- TASK TO COMPLETE:
From the records, pick out and copy each line containing "weapons".

## START

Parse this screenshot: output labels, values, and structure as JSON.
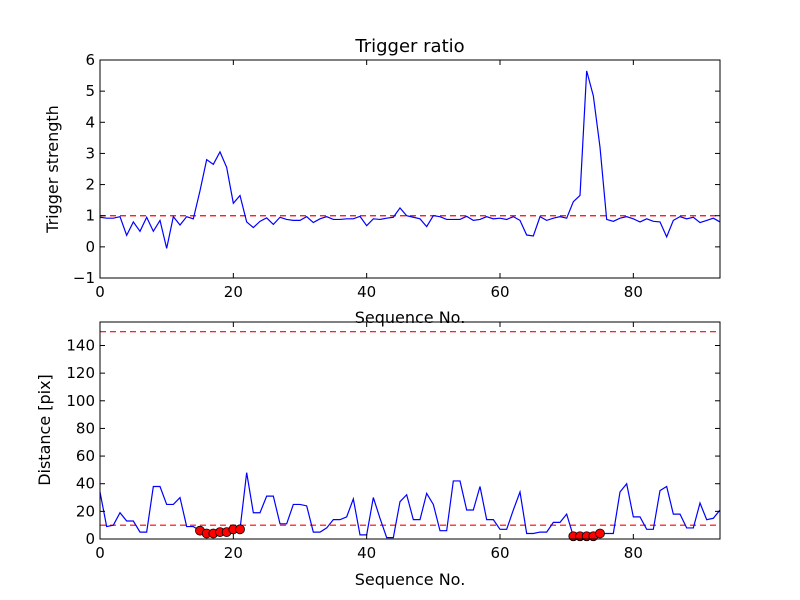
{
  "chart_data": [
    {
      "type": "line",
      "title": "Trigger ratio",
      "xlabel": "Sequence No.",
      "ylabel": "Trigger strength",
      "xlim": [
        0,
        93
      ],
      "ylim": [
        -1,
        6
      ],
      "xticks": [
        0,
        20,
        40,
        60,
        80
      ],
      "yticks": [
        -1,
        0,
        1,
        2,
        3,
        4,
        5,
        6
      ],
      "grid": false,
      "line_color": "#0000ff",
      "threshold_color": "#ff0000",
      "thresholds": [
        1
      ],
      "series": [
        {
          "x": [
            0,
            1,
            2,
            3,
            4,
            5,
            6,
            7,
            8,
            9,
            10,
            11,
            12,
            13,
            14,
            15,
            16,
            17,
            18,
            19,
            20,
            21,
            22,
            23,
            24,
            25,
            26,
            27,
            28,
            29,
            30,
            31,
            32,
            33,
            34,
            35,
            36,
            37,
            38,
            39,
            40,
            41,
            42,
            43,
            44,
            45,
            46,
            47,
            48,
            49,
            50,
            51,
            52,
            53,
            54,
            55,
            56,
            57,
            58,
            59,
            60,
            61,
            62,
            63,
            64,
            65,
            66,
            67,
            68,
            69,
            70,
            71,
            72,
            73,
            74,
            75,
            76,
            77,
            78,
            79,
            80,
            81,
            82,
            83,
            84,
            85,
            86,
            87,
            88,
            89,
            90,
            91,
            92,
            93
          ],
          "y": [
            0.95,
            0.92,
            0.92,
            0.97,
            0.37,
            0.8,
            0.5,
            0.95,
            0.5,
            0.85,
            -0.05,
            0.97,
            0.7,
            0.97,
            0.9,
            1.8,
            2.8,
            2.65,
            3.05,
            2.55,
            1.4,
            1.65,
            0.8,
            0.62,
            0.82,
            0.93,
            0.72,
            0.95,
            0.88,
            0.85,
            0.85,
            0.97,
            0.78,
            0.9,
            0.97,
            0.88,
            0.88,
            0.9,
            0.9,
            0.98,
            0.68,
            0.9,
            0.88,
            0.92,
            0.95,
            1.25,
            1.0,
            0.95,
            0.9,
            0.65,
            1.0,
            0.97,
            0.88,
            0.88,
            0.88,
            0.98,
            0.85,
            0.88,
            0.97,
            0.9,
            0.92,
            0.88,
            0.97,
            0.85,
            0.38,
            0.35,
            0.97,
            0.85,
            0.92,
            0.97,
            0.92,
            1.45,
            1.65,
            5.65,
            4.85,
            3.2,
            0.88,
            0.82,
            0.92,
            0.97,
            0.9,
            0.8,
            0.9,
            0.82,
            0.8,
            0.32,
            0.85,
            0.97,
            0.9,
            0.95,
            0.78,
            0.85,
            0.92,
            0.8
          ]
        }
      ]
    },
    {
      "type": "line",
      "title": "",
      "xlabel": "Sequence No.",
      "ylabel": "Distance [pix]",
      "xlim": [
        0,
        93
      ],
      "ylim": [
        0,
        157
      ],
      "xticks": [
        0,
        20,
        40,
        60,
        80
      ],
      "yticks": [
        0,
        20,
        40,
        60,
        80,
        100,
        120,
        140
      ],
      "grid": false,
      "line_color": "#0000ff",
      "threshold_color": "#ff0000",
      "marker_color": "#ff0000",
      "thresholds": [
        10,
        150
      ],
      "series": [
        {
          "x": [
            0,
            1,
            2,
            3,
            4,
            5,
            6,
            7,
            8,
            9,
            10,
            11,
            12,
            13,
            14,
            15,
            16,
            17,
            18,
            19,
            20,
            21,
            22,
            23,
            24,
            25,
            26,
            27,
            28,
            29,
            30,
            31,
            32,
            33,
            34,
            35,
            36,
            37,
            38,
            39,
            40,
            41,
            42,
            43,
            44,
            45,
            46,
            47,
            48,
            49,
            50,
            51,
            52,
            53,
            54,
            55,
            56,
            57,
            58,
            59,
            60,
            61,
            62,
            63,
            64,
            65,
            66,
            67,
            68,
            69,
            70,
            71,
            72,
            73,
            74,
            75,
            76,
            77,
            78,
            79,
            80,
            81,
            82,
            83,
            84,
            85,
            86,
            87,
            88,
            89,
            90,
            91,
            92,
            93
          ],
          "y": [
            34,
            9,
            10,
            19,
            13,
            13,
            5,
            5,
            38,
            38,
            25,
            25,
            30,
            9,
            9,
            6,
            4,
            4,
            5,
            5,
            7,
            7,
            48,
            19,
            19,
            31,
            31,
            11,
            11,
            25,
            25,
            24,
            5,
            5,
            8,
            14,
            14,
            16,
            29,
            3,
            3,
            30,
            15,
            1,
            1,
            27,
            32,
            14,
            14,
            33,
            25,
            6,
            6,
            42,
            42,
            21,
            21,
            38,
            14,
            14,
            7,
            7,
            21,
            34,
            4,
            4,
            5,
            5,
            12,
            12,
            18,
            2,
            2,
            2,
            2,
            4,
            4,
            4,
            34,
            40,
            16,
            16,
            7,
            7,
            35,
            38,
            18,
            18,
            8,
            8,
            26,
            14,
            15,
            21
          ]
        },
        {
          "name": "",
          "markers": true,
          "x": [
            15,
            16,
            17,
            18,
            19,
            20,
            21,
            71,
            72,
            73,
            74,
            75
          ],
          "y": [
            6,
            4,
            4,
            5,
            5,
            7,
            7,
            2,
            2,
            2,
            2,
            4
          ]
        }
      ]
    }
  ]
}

## END
## START

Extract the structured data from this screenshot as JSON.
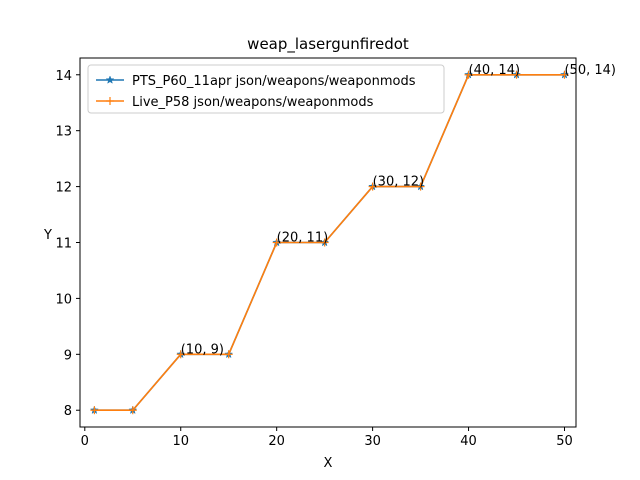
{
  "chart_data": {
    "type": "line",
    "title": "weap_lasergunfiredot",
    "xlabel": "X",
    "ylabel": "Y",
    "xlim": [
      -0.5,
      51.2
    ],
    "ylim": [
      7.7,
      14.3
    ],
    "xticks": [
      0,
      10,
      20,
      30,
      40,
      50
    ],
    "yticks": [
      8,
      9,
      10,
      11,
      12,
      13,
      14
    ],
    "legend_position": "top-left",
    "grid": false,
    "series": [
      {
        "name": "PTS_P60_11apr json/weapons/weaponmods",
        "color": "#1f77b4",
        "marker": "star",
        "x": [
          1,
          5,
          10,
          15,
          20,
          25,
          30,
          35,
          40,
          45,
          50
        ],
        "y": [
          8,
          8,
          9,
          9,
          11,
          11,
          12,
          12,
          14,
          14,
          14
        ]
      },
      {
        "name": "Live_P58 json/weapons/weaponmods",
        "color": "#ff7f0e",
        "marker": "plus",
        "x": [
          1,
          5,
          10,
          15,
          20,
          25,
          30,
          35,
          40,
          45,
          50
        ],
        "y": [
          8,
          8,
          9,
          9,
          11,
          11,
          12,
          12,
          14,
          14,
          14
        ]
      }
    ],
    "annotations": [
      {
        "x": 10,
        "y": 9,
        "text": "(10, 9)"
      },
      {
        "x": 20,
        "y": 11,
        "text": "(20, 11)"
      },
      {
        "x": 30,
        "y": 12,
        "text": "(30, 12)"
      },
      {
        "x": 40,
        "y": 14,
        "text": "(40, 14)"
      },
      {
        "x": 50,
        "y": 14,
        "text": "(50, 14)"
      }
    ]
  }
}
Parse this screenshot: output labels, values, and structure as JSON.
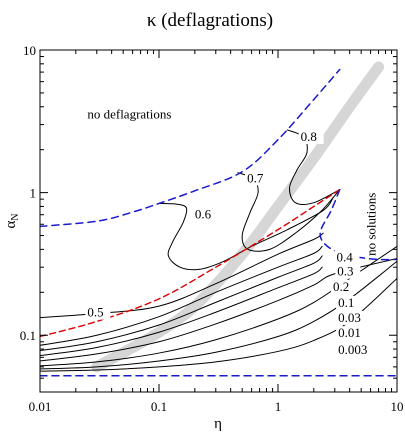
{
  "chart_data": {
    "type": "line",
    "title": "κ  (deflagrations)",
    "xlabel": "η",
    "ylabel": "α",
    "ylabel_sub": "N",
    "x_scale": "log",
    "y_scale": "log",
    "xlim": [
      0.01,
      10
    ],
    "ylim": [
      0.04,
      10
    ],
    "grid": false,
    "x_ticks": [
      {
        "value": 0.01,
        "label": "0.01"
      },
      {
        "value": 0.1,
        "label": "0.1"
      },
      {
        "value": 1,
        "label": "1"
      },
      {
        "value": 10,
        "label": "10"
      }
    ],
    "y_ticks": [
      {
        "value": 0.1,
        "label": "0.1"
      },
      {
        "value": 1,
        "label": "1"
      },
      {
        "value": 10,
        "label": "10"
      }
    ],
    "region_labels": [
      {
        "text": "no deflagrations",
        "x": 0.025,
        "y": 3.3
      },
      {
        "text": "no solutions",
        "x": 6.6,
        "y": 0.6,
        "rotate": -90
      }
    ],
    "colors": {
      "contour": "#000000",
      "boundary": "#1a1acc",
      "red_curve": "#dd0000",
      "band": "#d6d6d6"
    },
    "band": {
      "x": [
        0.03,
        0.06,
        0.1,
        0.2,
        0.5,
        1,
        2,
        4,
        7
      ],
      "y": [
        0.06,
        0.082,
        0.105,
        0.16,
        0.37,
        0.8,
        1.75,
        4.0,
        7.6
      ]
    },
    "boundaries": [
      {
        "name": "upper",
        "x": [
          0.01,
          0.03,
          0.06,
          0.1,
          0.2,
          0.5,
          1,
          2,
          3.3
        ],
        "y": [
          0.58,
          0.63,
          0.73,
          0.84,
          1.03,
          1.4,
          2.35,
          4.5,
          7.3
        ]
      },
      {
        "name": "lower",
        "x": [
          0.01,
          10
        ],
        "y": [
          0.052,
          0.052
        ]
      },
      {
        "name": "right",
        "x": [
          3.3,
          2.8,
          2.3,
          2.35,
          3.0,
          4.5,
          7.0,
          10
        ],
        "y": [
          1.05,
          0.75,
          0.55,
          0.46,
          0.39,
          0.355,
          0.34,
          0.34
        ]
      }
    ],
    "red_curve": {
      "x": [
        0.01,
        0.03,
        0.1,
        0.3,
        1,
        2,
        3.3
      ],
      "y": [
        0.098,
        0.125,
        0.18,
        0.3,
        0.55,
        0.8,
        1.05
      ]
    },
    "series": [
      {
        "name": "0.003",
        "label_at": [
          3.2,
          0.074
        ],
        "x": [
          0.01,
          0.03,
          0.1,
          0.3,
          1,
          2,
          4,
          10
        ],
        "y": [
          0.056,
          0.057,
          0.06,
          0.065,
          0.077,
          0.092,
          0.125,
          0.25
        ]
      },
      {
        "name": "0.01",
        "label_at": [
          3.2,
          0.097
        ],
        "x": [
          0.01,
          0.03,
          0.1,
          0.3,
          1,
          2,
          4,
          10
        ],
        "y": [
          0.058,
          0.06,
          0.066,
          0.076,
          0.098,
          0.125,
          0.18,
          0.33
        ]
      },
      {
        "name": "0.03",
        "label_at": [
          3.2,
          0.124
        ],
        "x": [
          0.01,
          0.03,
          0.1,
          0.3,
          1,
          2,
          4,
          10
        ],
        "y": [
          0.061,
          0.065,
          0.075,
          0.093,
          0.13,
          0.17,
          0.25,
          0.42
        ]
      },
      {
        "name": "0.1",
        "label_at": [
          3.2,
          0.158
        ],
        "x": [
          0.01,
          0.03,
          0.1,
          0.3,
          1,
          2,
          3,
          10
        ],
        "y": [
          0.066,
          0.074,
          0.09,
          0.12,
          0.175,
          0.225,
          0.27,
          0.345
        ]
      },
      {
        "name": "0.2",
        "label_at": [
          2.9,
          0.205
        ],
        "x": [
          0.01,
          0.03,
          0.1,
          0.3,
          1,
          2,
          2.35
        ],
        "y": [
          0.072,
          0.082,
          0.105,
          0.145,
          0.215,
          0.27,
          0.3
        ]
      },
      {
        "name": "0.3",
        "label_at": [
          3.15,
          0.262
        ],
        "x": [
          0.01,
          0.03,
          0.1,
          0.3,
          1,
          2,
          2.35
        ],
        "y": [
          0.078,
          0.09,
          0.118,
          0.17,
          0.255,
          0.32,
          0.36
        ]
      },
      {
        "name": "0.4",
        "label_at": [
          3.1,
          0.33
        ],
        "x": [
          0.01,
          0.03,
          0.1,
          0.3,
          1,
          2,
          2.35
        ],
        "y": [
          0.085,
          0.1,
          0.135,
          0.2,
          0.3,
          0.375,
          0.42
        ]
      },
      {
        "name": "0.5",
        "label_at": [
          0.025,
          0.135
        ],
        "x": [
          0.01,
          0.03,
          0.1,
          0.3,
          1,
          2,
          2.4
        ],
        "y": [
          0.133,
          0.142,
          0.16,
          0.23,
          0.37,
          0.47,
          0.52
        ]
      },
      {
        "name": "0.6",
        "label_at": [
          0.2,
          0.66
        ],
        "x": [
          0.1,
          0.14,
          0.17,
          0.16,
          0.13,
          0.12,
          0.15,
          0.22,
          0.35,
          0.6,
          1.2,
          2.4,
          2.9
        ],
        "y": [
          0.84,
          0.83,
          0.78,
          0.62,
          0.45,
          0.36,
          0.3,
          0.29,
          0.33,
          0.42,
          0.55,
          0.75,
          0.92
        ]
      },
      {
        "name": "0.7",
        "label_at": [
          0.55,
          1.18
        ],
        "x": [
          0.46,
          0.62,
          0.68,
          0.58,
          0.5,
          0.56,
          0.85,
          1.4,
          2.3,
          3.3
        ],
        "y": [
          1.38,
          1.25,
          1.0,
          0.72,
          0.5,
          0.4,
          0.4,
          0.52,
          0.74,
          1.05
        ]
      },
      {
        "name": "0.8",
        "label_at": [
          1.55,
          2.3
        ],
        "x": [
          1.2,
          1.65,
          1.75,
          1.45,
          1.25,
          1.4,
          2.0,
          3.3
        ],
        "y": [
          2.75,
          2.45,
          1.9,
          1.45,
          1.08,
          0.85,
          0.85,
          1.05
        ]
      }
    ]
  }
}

## END
## START

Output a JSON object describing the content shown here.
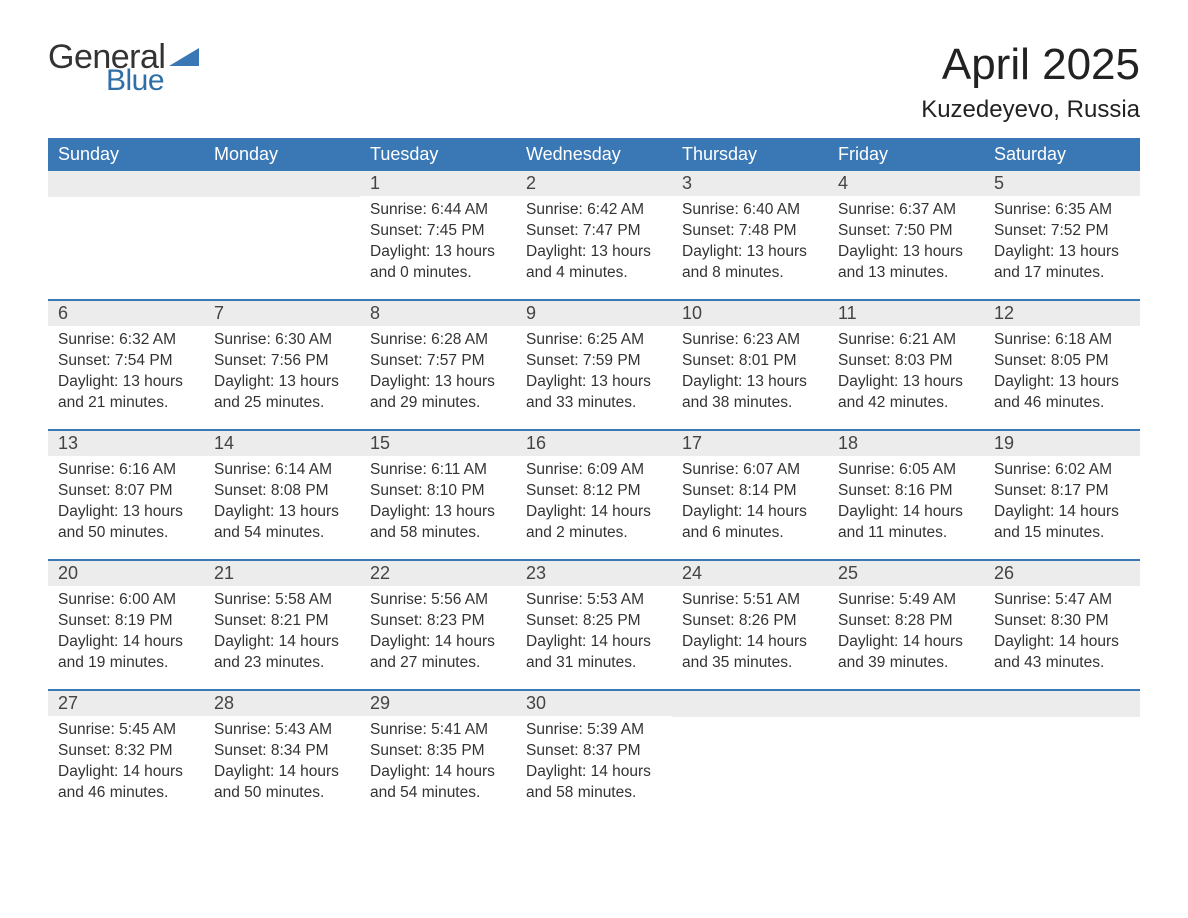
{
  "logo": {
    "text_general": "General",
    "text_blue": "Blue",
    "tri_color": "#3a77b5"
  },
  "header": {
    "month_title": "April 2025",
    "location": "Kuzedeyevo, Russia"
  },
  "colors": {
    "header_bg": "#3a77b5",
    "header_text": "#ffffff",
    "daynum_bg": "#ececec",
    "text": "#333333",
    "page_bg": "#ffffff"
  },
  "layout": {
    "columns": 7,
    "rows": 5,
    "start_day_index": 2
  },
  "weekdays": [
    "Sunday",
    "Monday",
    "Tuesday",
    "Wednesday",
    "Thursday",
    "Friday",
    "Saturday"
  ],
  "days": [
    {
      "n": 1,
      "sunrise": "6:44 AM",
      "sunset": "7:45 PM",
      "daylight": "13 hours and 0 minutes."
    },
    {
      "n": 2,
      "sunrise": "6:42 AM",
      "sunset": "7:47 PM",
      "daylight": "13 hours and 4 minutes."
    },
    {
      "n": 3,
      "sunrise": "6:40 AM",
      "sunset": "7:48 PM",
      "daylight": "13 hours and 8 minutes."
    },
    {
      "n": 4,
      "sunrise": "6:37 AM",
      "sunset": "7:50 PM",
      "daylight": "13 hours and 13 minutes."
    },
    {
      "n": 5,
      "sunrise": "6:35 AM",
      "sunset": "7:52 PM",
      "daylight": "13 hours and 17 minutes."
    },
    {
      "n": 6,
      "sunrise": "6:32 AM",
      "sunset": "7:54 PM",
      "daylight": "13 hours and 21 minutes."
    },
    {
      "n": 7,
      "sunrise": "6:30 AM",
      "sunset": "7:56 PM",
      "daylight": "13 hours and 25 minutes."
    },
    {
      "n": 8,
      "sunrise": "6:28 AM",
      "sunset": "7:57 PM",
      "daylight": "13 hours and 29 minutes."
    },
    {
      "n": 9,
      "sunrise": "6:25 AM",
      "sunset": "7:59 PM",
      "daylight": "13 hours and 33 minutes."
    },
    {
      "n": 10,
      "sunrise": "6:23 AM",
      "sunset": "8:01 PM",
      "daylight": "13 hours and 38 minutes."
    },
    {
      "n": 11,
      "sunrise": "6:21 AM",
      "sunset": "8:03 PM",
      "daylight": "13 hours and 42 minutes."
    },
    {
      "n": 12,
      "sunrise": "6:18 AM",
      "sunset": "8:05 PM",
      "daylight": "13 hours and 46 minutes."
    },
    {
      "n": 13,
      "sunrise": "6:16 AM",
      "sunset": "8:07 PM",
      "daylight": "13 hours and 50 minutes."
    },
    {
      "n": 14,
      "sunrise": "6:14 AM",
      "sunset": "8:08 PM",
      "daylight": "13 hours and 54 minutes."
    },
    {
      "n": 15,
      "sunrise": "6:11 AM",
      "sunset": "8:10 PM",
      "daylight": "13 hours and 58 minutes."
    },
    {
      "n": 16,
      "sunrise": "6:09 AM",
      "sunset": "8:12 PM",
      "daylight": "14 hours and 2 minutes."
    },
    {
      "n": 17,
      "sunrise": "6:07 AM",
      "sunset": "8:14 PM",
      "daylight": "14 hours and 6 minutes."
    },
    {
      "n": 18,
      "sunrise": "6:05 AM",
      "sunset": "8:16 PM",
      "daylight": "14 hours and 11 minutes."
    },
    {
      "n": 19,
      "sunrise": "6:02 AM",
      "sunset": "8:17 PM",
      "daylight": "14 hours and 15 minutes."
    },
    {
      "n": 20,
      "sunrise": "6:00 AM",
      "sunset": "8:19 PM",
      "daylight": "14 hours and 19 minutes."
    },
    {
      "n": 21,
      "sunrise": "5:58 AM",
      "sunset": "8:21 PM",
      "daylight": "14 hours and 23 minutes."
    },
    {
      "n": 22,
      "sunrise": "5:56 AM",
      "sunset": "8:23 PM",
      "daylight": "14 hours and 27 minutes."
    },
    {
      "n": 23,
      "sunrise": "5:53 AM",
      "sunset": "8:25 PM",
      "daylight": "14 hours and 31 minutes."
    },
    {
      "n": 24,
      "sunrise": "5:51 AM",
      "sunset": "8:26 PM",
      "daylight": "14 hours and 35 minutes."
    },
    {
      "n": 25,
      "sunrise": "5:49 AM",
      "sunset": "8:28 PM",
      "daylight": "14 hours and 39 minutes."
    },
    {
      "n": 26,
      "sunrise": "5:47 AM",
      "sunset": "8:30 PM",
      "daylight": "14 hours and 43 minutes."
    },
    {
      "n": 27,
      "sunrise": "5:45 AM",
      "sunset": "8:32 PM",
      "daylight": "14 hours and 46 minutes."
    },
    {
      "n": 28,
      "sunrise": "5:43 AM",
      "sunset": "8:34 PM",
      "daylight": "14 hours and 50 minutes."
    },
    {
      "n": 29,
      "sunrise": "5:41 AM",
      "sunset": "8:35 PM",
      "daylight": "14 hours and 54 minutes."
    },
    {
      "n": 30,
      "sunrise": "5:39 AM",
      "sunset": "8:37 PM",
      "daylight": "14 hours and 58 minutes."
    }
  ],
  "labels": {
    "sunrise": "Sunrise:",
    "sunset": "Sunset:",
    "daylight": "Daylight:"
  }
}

## END

- WRITTEN RESPONSE:
        "name": "PTS_P60_11apr json/weapons/weaponmods",
        "name": "Live_P58 json/weapons/weaponmods",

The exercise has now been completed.